> [Task statement]:
Omit the pictures, then reproduce every remaining record exactly.
- - - - - - -
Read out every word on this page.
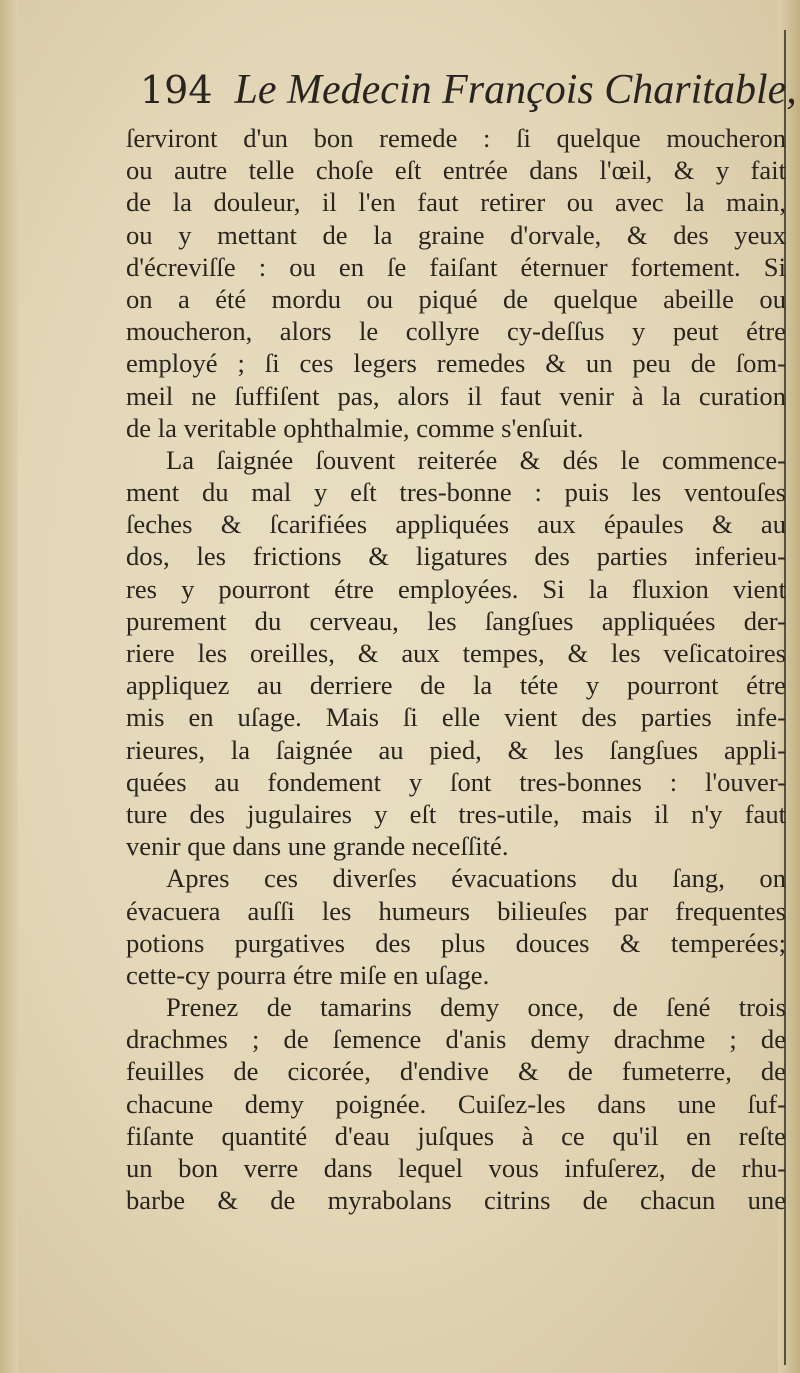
194 Le Medecin François Charitable,
ſerviront d'un bon remede : ſi quelque moucheron
ou autre telle choſe eſt entrée dans l'œil, & y fait
de la douleur, il l'en faut retirer ou avec la main,
ou y mettant de la graine d'orvale, & des yeux
d'écreviſſe : ou en ſe faiſant éternuer fortement. Si
on a été mordu ou piqué de quelque abeille ou
moucheron, alors le collyre cy-deſſus y peut étre
employé ; ſi ces legers remedes & un peu de ſom-
meil ne ſuffiſent pas, alors il faut venir à la curation
de la veritable ophthalmie, comme s'enſuit.
La ſaignée ſouvent reiterée & dés le commence-
ment du mal y eſt tres-bonne : puis les ventouſes
ſeches & ſcarifiées appliquées aux épaules & au
dos, les frictions & ligatures des parties inferieu-
res y pourront étre employées. Si la fluxion vient
purement du cerveau, les ſangſues appliquées der-
riere les oreilles, & aux tempes, & les veſicatoires
appliquez au derriere de la téte y pourront étre
mis en uſage. Mais ſi elle vient des parties infe-
rieures, la ſaignée au pied, & les ſangſues appli-
quées au fondement y ſont tres-bonnes : l'ouver-
ture des jugulaires y eſt tres-utile, mais il n'y faut
venir que dans une grande neceſſité.
Apres ces diverſes évacuations du ſang, on
évacuera auſſi les humeurs bilieuſes par frequentes
potions purgatives des plus douces & temperées;
cette-cy pourra étre miſe en uſage.
Prenez de tamarins demy once, de ſené trois
drachmes ; de ſemence d'anis demy drachme ; de
feuilles de cicorée, d'endive & de fumeterre, de
chacune demy poignée. Cuiſez-les dans une ſuf-
fiſante quantité d'eau juſques à ce qu'il en reſte
un bon verre dans lequel vous infuſerez, de rhu-
barbe & de myrabolans citrins de chacun une
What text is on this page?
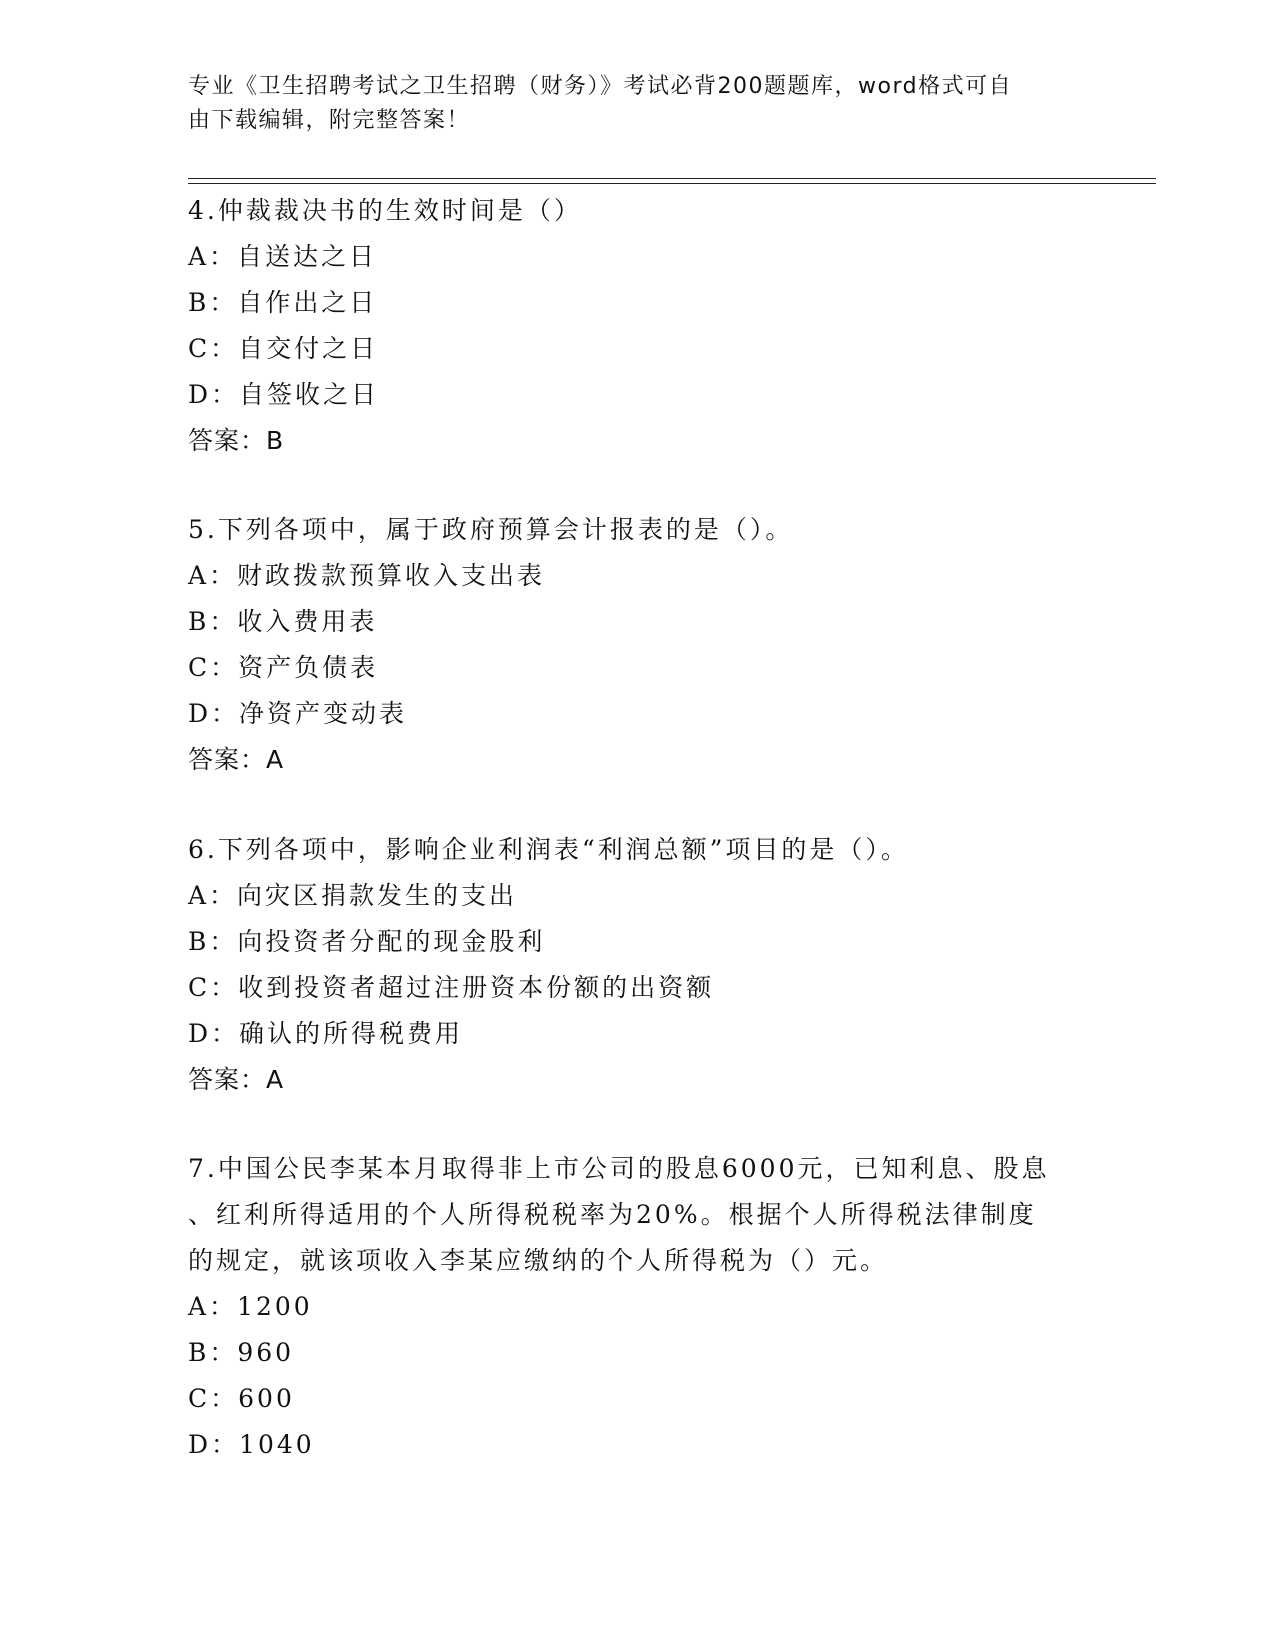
专业《卫生招聘考试之卫生招聘（财务）》考试必背200题题库，word格式可自
由下载编辑，附完整答案！

4.仲裁裁决书的生效时间是（）

A：自送达之日

B：自作出之日

C：自交付之日

D：自签收之日

答案：B

5.下列各项中，属于政府预算会计报表的是（）。

A：财政拨款预算收入支出表

B：收入费用表

C：资产负债表

D：净资产变动表

答案：A

6.下列各项中，影响企业利润表“利润总额”项目的是（）。

A：向灾区捐款发生的支出

B：向投资者分配的现金股利

C：收到投资者超过注册资本份额的出资额

D：确认的所得税费用

答案：A

7.中国公民李某本月取得非上市公司的股息6000元，已知利息、股息

、红利所得适用的个人所得税税率为20%。根据个人所得税法律制度

的规定，就该项收入李某应缴纳的个人所得税为（）元。

A：1200

B：960

C：600

D：1040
- - - - - - -
> [Answer to the task]:
Read out every word on this page.
194 Le Medecin François Charitable,
ſerviront d'un bon remede : ſi quelque moucheron
ou autre telle choſe eſt entrée dans l'œil, & y fait
de la douleur, il l'en faut retirer ou avec la main,
ou y mettant de la graine d'orvale, & des yeux
d'écreviſſe : ou en ſe faiſant éternuer fortement. Si
on a été mordu ou piqué de quelque abeille ou
moucheron, alors le collyre cy-deſſus y peut étre
employé ; ſi ces legers remedes & un peu de ſom-
meil ne ſuffiſent pas, alors il faut venir à la curation
de la veritable ophthalmie, comme s'enſuit.
La ſaignée ſouvent reiterée & dés le commence-
ment du mal y eſt tres-bonne : puis les ventouſes
ſeches & ſcarifiées appliquées aux épaules & au
dos, les frictions & ligatures des parties inferieu-
res y pourront étre employées. Si la fluxion vient
purement du cerveau, les ſangſues appliquées der-
riere les oreilles, & aux tempes, & les veſicatoires
appliquez au derriere de la téte y pourront étre
mis en uſage. Mais ſi elle vient des parties infe-
rieures, la ſaignée au pied, & les ſangſues appli-
quées au fondement y ſont tres-bonnes : l'ouver-
ture des jugulaires y eſt tres-utile, mais il n'y faut
venir que dans une grande neceſſité.
Apres ces diverſes évacuations du ſang, on
évacuera auſſi les humeurs bilieuſes par frequentes
potions purgatives des plus douces & temperées;
cette-cy pourra étre miſe en uſage.
Prenez de tamarins demy once, de ſené trois
drachmes ; de ſemence d'anis demy drachme ; de
feuilles de cicorée, d'endive & de fumeterre, de
chacune demy poignée. Cuiſez-les dans une ſuf-
fiſante quantité d'eau juſques à ce qu'il en reſte
un bon verre dans lequel vous infuſerez, de rhu-
barbe & de myrabolans citrins de chacun une
What text is on this page?
专业《卫生招聘考试之卫生招聘（财务）》考试必背200题题库，word格式可自
由下载编辑，附完整答案！

4.仲裁裁决书的生效时间是（）

A：自送达之日

B：自作出之日

C：自交付之日

D：自签收之日

答案：B

5.下列各项中，属于政府预算会计报表的是（）。

A：财政拨款预算收入支出表

B：收入费用表

C：资产负债表

D：净资产变动表

答案：A

6.下列各项中，影响企业利润表“利润总额”项目的是（）。

A：向灾区捐款发生的支出

B：向投资者分配的现金股利

C：收到投资者超过注册资本份额的出资额

D：确认的所得税费用

答案：A

7.中国公民李某本月取得非上市公司的股息6000元，已知利息、股息

、红利所得适用的个人所得税税率为20%。根据个人所得税法律制度

的规定，就该项收入李某应缴纳的个人所得税为（）元。

A：1200

B：960

C：600

D：1040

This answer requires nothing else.